━━ EXTRACTED ENTRIES ━━

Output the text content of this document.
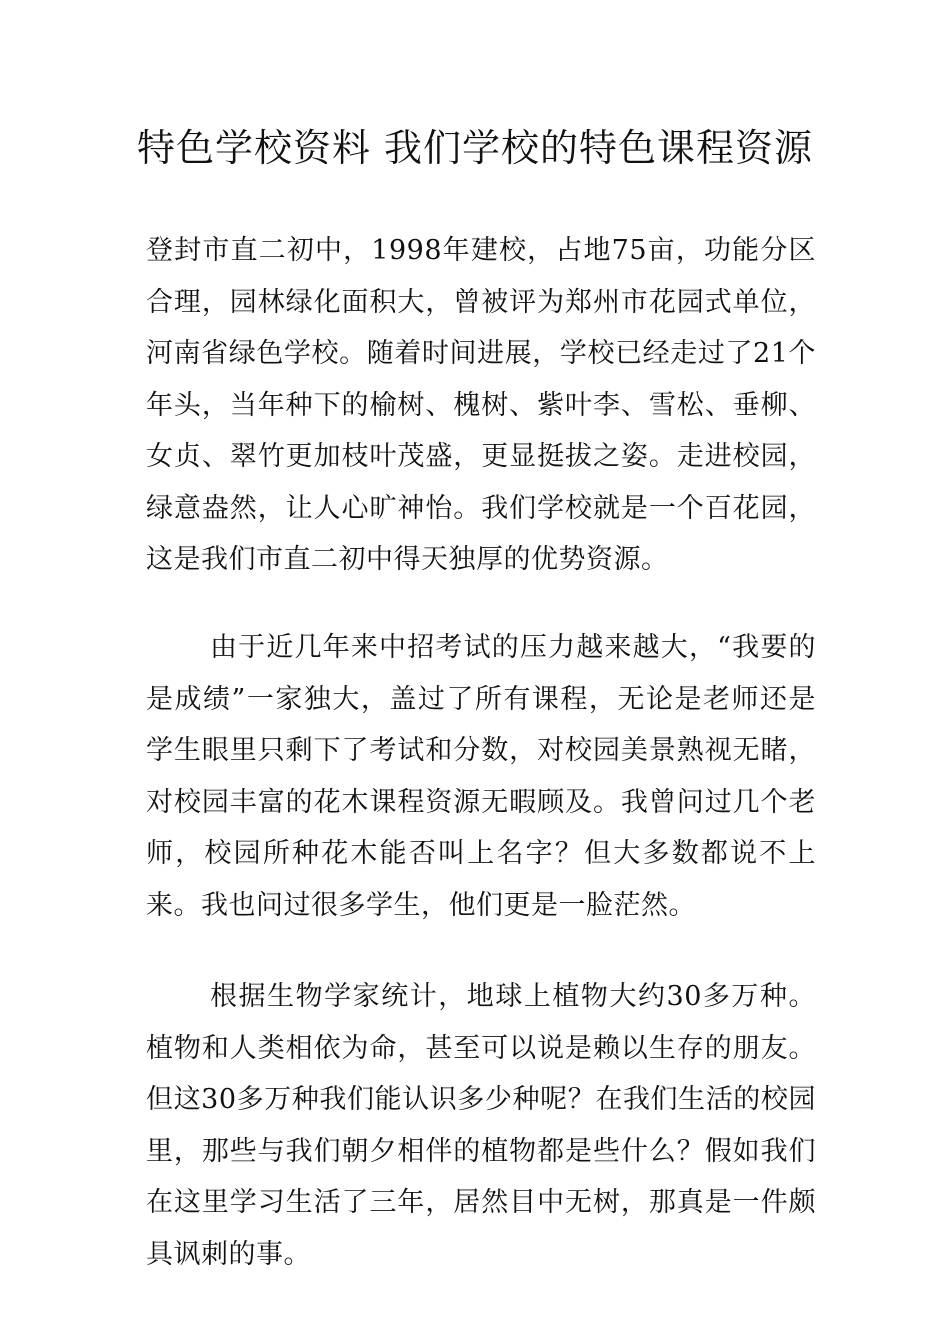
特色学校资料 我们学校的特色课程资源

登封市直二初中，1998年建校，占地75亩，功能分区合理，园林绿化面积大，曾被评为郑州市花园式单位，河南省绿色学校。随着时间进展，学校已经走过了21个年头，当年种下的榆树、槐树、紫叶李、雪松、垂柳、女贞、翠竹更加枝叶茂盛，更显挺拔之姿。走进校园，绿意盎然，让人心旷神怡。我们学校就是一个百花园，这是我们市直二初中得天独厚的优势资源。

由于近几年来中招考试的压力越来越大，“我要的是成绩”一家独大，盖过了所有课程，无论是老师还是学生眼里只剩下了考试和分数，对校园美景熟视无睹，对校园丰富的花木课程资源无暇顾及。我曾问过几个老师，校园所种花木能否叫上名字？但大多数都说不上来。我也问过很多学生，他们更是一脸茫然。

根据生物学家统计，地球上植物大约30多万种。植物和人类相依为命，甚至可以说是赖以生存的朋友。但这30多万种我们能认识多少种呢？在我们生活的校园里，那些与我们朝夕相伴的植物都是些什么？假如我们在这里学习生活了三年，居然目中无树，那真是一件颇具讽刺的事。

━━━

*SET EXERCISE*: Any pictures should be dropped; transcribe the rest of the records above exactly.

*PROBLEM SOLUTION*:
Output the text content of this document.
特色学校资料 我们学校的特色课程资源

登封市直二初中，1998年建校，占地75亩，功能分区合理，园林绿化面积大，曾被评为郑州市花园式单位，河南省绿色学校。随着时间进展，学校已经走过了21个年头，当年种下的榆树、槐树、紫叶李、雪松、垂柳、女贞、翠竹更加枝叶茂盛，更显挺拔之姿。走进校园，绿意盎然，让人心旷神怡。我们学校就是一个百花园，这是我们市直二初中得天独厚的优势资源。

由于近几年来中招考试的压力越来越大，“我要的是成绩”一家独大，盖过了所有课程，无论是老师还是学生眼里只剩下了考试和分数，对校园美景熟视无睹，对校园丰富的花木课程资源无暇顾及。我曾问过几个老师，校园所种花木能否叫上名字？但大多数都说不上来。我也问过很多学生，他们更是一脸茫然。

根据生物学家统计，地球上植物大约30多万种。植物和人类相依为命，甚至可以说是赖以生存的朋友。但这30多万种我们能认识多少种呢？在我们生活的校园里，那些与我们朝夕相伴的植物都是些什么？假如我们在这里学习生活了三年，居然目中无树，那真是一件颇具讽刺的事。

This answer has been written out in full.